Go through the entries below and retype them exactly, omitting each picture.

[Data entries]
☆ ☆ ☆ ☆ ☆ ☆ ☆
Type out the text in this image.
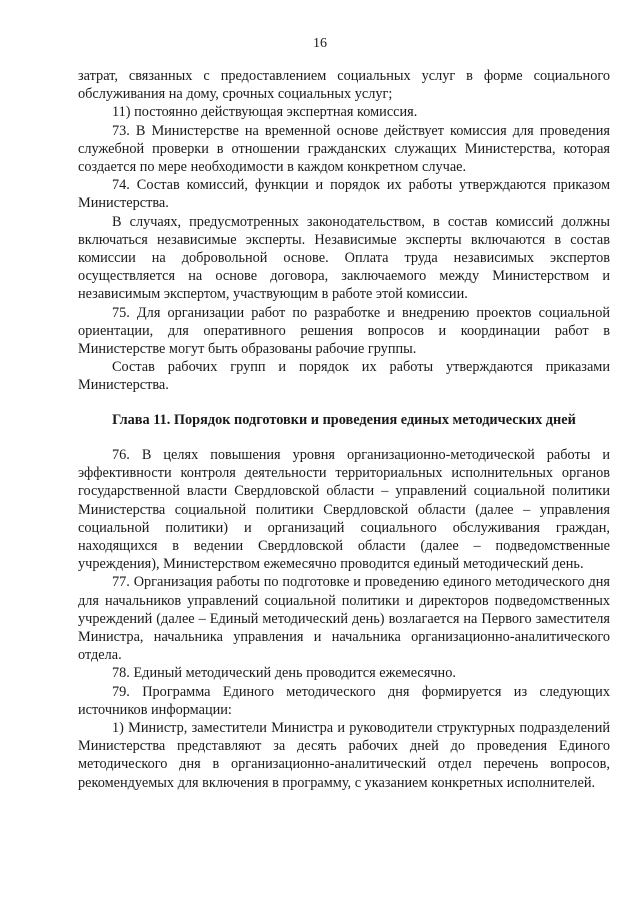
16

затрат, связанных с предоставлением социальных услуг в форме социального обслуживания на дому, срочных социальных услуг;

11) постоянно действующая экспертная комиссия.

73. В Министерстве на временной основе действует комиссия для проведения служебной проверки в отношении гражданских служащих Министерства, которая создается по мере необходимости в каждом конкретном случае.

74. Состав комиссий, функции и порядок их работы утверждаются приказом Министерства.

В случаях, предусмотренных законодательством, в состав комиссий должны включаться независимые эксперты. Независимые эксперты включаются в состав комиссии на добровольной основе. Оплата труда независимых экспертов осуществляется на основе договора, заключаемого между Министерством и независимым экспертом, участвующим в работе этой комиссии.

75. Для организации работ по разработке и внедрению проектов социальной ориентации, для оперативного решения вопросов и координации работ в Министерстве могут быть образованы рабочие группы.

Состав рабочих групп и порядок их работы утверждаются приказами Министерства.

Глава 11. Порядок подготовки и проведения единых методических дней

76. В целях повышения уровня организационно-методической работы и эффективности контроля деятельности территориальных исполнительных органов государственной власти Свердловской области – управлений социальной политики Министерства социальной политики Свердловской области (далее – управления социальной политики) и организаций социального обслуживания граждан, находящихся в ведении Свердловской области (далее – подведомственные учреждения), Министерством ежемесячно проводится единый методический день.

77. Организация работы по подготовке и проведению единого методического дня для начальников управлений социальной политики и директоров подведомственных учреждений (далее – Единый методический день) возлагается на Первого заместителя Министра, начальника управления и начальника организационно-аналитического отдела.

78. Единый методический день проводится ежемесячно.

79. Программа Единого методического дня формируется из следующих источников информации:

1) Министр, заместители Министра и руководители структурных подразделений Министерства представляют за десять рабочих дней до проведения Единого методического дня в организационно-аналитический отдел перечень вопросов, рекомендуемых для включения в программу, с указанием конкретных исполнителей.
☆ ☆ ☆ ☆ ☆ ☆ ☆
■ Response to the task ■
Type out the text in this image.
16

затрат, связанных с предоставлением социальных услуг в форме социального обслуживания на дому, срочных социальных услуг;

11) постоянно действующая экспертная комиссия.

73. В Министерстве на временной основе действует комиссия для проведения служебной проверки в отношении гражданских служащих Министерства, которая создается по мере необходимости в каждом конкретном случае.

74. Состав комиссий, функции и порядок их работы утверждаются приказом Министерства.

В случаях, предусмотренных законодательством, в состав комиссий должны включаться независимые эксперты. Независимые эксперты включаются в состав комиссии на добровольной основе. Оплата труда независимых экспертов осуществляется на основе договора, заключаемого между Министерством и независимым экспертом, участвующим в работе этой комиссии.

75. Для организации работ по разработке и внедрению проектов социальной ориентации, для оперативного решения вопросов и координации работ в Министерстве могут быть образованы рабочие группы.

Состав рабочих групп и порядок их работы утверждаются приказами Министерства.

Глава 11. Порядок подготовки и проведения единых методических дней

76. В целях повышения уровня организационно-методической работы и эффективности контроля деятельности территориальных исполнительных органов государственной власти Свердловской области – управлений социальной политики Министерства социальной политики Свердловской области (далее – управления социальной политики) и организаций социального обслуживания граждан, находящихся в ведении Свердловской области (далее – подведомственные учреждения), Министерством ежемесячно проводится единый методический день.

77. Организация работы по подготовке и проведению единого методического дня для начальников управлений социальной политики и директоров подведомственных учреждений (далее – Единый методический день) возлагается на Первого заместителя Министра, начальника управления и начальника организационно-аналитического отдела.

78. Единый методический день проводится ежемесячно.

79. Программа Единого методического дня формируется из следующих источников информации:

1) Министр, заместители Министра и руководители структурных подразделений Министерства представляют за десять рабочих дней до проведения Единого методического дня в организационно-аналитический отдел перечень вопросов, рекомендуемых для включения в программу, с указанием конкретных исполнителей.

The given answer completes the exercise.